Objective -> Each entry below is to be duplicated verbatim.

Stored data ->
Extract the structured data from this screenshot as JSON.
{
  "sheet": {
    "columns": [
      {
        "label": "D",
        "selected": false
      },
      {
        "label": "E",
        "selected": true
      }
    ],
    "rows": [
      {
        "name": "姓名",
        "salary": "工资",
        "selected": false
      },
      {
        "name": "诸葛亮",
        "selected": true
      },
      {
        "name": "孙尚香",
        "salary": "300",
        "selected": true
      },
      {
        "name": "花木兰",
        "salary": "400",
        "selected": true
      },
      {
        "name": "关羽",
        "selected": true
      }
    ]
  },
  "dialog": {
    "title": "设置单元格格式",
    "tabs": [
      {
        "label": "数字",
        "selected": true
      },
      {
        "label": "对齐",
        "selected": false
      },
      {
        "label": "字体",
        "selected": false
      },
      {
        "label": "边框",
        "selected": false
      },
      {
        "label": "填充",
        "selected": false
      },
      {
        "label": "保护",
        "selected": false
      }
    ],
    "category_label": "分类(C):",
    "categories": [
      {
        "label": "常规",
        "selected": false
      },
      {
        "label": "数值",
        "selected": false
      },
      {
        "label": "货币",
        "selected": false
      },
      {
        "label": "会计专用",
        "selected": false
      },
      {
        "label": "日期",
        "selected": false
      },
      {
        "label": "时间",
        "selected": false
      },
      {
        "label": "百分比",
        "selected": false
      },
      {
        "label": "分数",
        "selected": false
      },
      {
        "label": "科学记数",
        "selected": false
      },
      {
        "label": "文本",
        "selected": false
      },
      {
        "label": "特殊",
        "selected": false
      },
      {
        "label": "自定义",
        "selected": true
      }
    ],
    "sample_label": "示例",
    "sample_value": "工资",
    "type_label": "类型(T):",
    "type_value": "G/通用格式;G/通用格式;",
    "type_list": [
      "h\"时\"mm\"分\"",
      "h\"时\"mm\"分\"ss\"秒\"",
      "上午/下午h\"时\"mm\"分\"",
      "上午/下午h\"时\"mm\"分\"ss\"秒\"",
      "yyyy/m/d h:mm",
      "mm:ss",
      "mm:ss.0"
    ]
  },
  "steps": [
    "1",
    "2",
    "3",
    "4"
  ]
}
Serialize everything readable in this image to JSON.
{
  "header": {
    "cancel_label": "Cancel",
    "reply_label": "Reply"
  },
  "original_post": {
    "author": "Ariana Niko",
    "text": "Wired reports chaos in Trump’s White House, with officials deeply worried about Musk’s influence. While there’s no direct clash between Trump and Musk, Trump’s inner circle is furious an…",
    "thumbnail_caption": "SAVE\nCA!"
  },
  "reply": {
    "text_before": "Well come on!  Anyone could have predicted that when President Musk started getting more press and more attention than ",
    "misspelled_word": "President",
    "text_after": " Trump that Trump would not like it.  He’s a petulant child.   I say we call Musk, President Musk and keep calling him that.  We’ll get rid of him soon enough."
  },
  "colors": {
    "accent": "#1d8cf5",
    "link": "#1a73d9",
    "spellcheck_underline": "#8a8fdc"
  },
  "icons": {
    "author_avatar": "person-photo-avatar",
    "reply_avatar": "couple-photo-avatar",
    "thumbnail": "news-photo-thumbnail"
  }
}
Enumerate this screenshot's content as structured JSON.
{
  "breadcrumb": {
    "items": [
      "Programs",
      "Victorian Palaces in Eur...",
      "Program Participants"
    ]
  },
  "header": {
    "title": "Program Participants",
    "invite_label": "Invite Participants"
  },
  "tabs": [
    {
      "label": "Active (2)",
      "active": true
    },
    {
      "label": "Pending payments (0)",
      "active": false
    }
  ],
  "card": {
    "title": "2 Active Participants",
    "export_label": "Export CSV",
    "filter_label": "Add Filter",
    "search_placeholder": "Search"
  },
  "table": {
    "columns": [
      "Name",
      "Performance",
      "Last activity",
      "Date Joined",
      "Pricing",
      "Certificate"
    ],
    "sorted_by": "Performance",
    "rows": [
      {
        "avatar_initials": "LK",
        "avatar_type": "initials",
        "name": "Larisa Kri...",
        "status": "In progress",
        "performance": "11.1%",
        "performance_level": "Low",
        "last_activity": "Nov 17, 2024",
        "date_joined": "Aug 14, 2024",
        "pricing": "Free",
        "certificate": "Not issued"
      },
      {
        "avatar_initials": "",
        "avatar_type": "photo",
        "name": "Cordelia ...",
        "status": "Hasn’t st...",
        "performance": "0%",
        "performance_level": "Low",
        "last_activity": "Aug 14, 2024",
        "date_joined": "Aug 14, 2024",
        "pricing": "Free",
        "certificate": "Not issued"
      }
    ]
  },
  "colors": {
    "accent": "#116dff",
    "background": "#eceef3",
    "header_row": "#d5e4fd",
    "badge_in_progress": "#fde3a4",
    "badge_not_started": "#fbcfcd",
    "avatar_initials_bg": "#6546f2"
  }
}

Solution for this problem ->
Extract the structured data from this screenshot as JSON.
{
  "sheet": {
    "columns": [
      {
        "label": "D",
        "selected": false
      },
      {
        "label": "E",
        "selected": true
      }
    ],
    "rows": [
      {
        "name": "姓名",
        "salary": "工资",
        "selected": false
      },
      {
        "name": "诸葛亮",
        "selected": true
      },
      {
        "name": "孙尚香",
        "salary": "300",
        "selected": true
      },
      {
        "name": "花木兰",
        "salary": "400",
        "selected": true
      },
      {
        "name": "关羽",
        "selected": true
      }
    ]
  },
  "dialog": {
    "title": "设置单元格格式",
    "tabs": [
      {
        "label": "数字",
        "selected": true
      },
      {
        "label": "对齐",
        "selected": false
      },
      {
        "label": "字体",
        "selected": false
      },
      {
        "label": "边框",
        "selected": false
      },
      {
        "label": "填充",
        "selected": false
      },
      {
        "label": "保护",
        "selected": false
      }
    ],
    "category_label": "分类(C):",
    "categories": [
      {
        "label": "常规",
        "selected": false
      },
      {
        "label": "数值",
        "selected": false
      },
      {
        "label": "货币",
        "selected": false
      },
      {
        "label": "会计专用",
        "selected": false
      },
      {
        "label": "日期",
        "selected": false
      },
      {
        "label": "时间",
        "selected": false
      },
      {
        "label": "百分比",
        "selected": false
      },
      {
        "label": "分数",
        "selected": false
      },
      {
        "label": "科学记数",
        "selected": false
      },
      {
        "label": "文本",
        "selected": false
      },
      {
        "label": "特殊",
        "selected": false
      },
      {
        "label": "自定义",
        "selected": true
      }
    ],
    "sample_label": "示例",
    "sample_value": "工资",
    "type_label": "类型(T):",
    "type_value": "G/通用格式;G/通用格式;",
    "type_list": [
      "h\"时\"mm\"分\"",
      "h\"时\"mm\"分\"ss\"秒\"",
      "上午/下午h\"时\"mm\"分\"",
      "上午/下午h\"时\"mm\"分\"ss\"秒\"",
      "yyyy/m/d h:mm",
      "mm:ss",
      "mm:ss.0"
    ]
  },
  "steps": [
    "1",
    "2",
    "3",
    "4"
  ]
}
Serialize everything readable in this image to JSON.
{
  "header": {
    "cancel_label": "Cancel",
    "reply_label": "Reply"
  },
  "original_post": {
    "author": "Ariana Niko",
    "text": "Wired reports chaos in Trump’s White House, with officials deeply worried about Musk’s influence. While there’s no direct clash between Trump and Musk, Trump’s inner circle is furious an…",
    "thumbnail_caption": "SAVE\nCA!"
  },
  "reply": {
    "text_before": "Well come on!  Anyone could have predicted that when President Musk started getting more press and more attention than ",
    "misspelled_word": "President",
    "text_after": " Trump that Trump would not like it.  He’s a petulant child.   I say we call Musk, President Musk and keep calling him that.  We’ll get rid of him soon enough."
  },
  "colors": {
    "accent": "#1d8cf5",
    "link": "#1a73d9",
    "spellcheck_underline": "#8a8fdc"
  },
  "icons": {
    "author_avatar": "person-photo-avatar",
    "reply_avatar": "couple-photo-avatar",
    "thumbnail": "news-photo-thumbnail"
  }
}
Enumerate this screenshot's content as structured JSON.
{
  "breadcrumb": {
    "items": [
      "Programs",
      "Victorian Palaces in Eur...",
      "Program Participants"
    ]
  },
  "header": {
    "title": "Program Participants",
    "invite_label": "Invite Participants"
  },
  "tabs": [
    {
      "label": "Active (2)",
      "active": true
    },
    {
      "label": "Pending payments (0)",
      "active": false
    }
  ],
  "card": {
    "title": "2 Active Participants",
    "export_label": "Export CSV",
    "filter_label": "Add Filter",
    "search_placeholder": "Search"
  },
  "table": {
    "columns": [
      "Name",
      "Performance",
      "Last activity",
      "Date Joined",
      "Pricing",
      "Certificate"
    ],
    "sorted_by": "Performance",
    "rows": [
      {
        "avatar_initials": "LK",
        "avatar_type": "initials",
        "name": "Larisa Kri...",
        "status": "In progress",
        "performance": "11.1%",
        "performance_level": "Low",
        "last_activity": "Nov 17, 2024",
        "date_joined": "Aug 14, 2024",
        "pricing": "Free",
        "certificate": "Not issued"
      },
      {
        "avatar_initials": "",
        "avatar_type": "photo",
        "name": "Cordelia ...",
        "status": "Hasn’t st...",
        "performance": "0%",
        "performance_level": "Low",
        "last_activity": "Aug 14, 2024",
        "date_joined": "Aug 14, 2024",
        "pricing": "Free",
        "certificate": "Not issued"
      }
    ]
  },
  "colors": {
    "accent": "#116dff",
    "background": "#eceef3",
    "header_row": "#d5e4fd",
    "badge_in_progress": "#fde3a4",
    "badge_not_started": "#fbcfcd",
    "avatar_initials_bg": "#6546f2"
  }
}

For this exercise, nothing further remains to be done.